§ What you should do
Find every line of the listing below where "Becca" appears, and copy it.

§ Extracted records
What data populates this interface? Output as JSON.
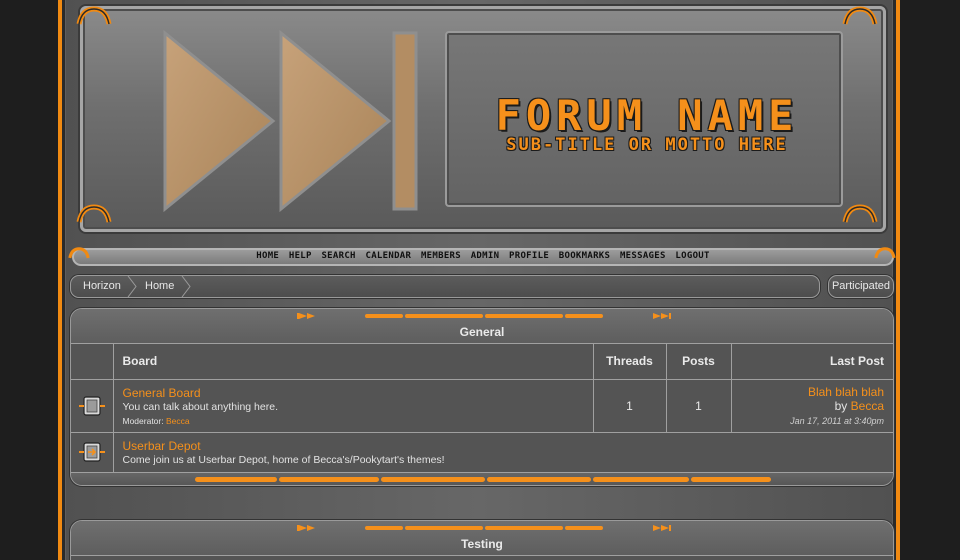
{
  "header": {
    "forum_name": "Forum Name",
    "subtitle": "Sub-title or motto here"
  },
  "nav": {
    "links": [
      "Home",
      "Help",
      "Search",
      "Calendar",
      "Members",
      "Admin",
      "Profile",
      "Bookmarks",
      "Messages",
      "Logout"
    ]
  },
  "breadcrumb": {
    "items": [
      "Horizon",
      "Home"
    ]
  },
  "participated_label": "Participated",
  "categories": [
    {
      "title": "General",
      "headers": {
        "board": "Board",
        "threads": "Threads",
        "posts": "Posts",
        "last_post": "Last Post"
      },
      "boards": [
        {
          "name": "General Board",
          "description": "You can talk about anything here.",
          "moderator_label": "Moderator:",
          "moderator": "Becca",
          "threads": "1",
          "posts": "1",
          "last_post_title": "Blah blah blah",
          "last_post_by": "by",
          "last_post_user": "Becca",
          "last_post_date": "Jan 17, 2011 at 3:40pm",
          "icon": "board-icon"
        },
        {
          "name": "Userbar Depot",
          "description": "Come join us at Userbar Depot, home of Becca's/Pookytart's themes!",
          "icon": "link-board-icon"
        }
      ]
    },
    {
      "title": "Testing"
    }
  ],
  "colors": {
    "accent": "#f5901b",
    "background": "#1e1e1e",
    "panel": "#545454"
  }
}
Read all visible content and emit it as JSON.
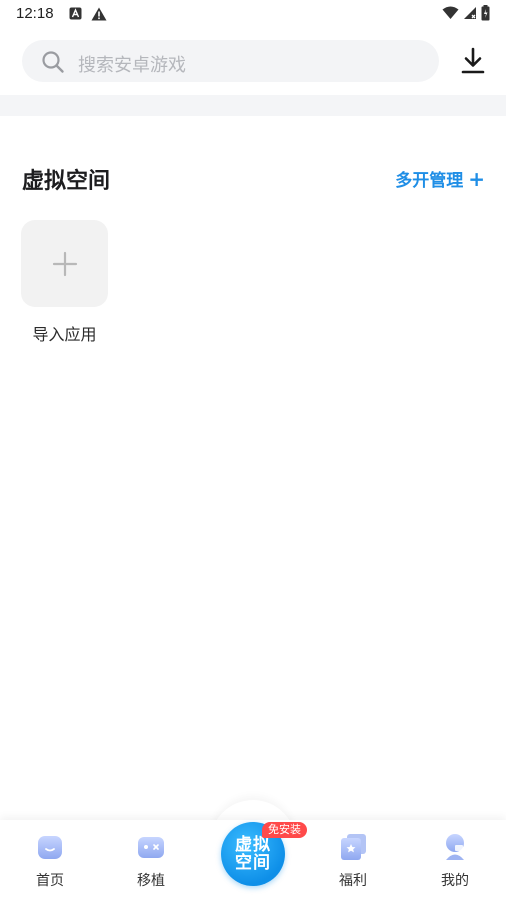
{
  "status_bar": {
    "time": "12:18"
  },
  "search": {
    "placeholder": "搜索安卓游戏"
  },
  "section": {
    "title": "虚拟空间",
    "manage_label": "多开管理",
    "manage_plus": "+"
  },
  "import_app": {
    "label": "导入应用"
  },
  "bottom_nav": {
    "items": [
      {
        "label": "首页",
        "icon": "home-icon"
      },
      {
        "label": "移植",
        "icon": "gamepad-icon"
      },
      {
        "label": "福利",
        "icon": "gift-card-icon"
      },
      {
        "label": "我的",
        "icon": "profile-icon"
      }
    ],
    "center": {
      "line1": "虚拟",
      "line2": "空间",
      "badge": "免安装"
    }
  },
  "colors": {
    "accent": "#1f8ee6",
    "badge": "#ff4a4a",
    "center_button": "#0e8fe8"
  }
}
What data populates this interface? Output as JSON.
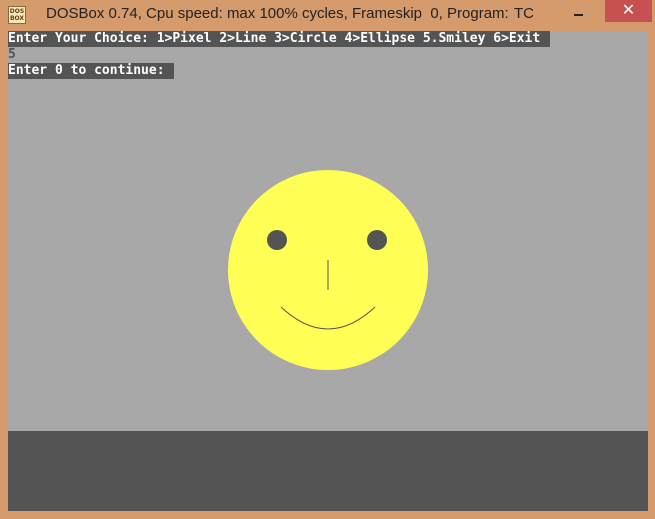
{
  "window": {
    "title": "DOSBox 0.74, Cpu speed: max 100% cycles, Frameskip  0, Program:",
    "program": "TC",
    "icon_label_top": "DOS",
    "icon_label_bottom": "BOX",
    "minimize_icon": "minimize-icon",
    "maximize_icon": "maximize-icon",
    "close_icon": "close-icon",
    "close_glyph": "✕"
  },
  "console": {
    "prompt_line": "Enter Your Choice: 1>Pixel 2>Line 3>Circle 4>Ellipse 5.Smiley 6>Exit ",
    "input_value": "5",
    "continue_line": "Enter 0 to continue: "
  },
  "colors": {
    "title_bar": "#d69b6c",
    "screen_bg": "#a8a8a8",
    "dark_gray": "#545454",
    "face_yellow": "#ffff55",
    "close_button": "#c75050"
  }
}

§ Exercise response
          "moderator": "Becca",
          "last_post_user": "Becca",
          "description": "Come join us at Userbar Depot, home of Becca's/Pookytart's themes!",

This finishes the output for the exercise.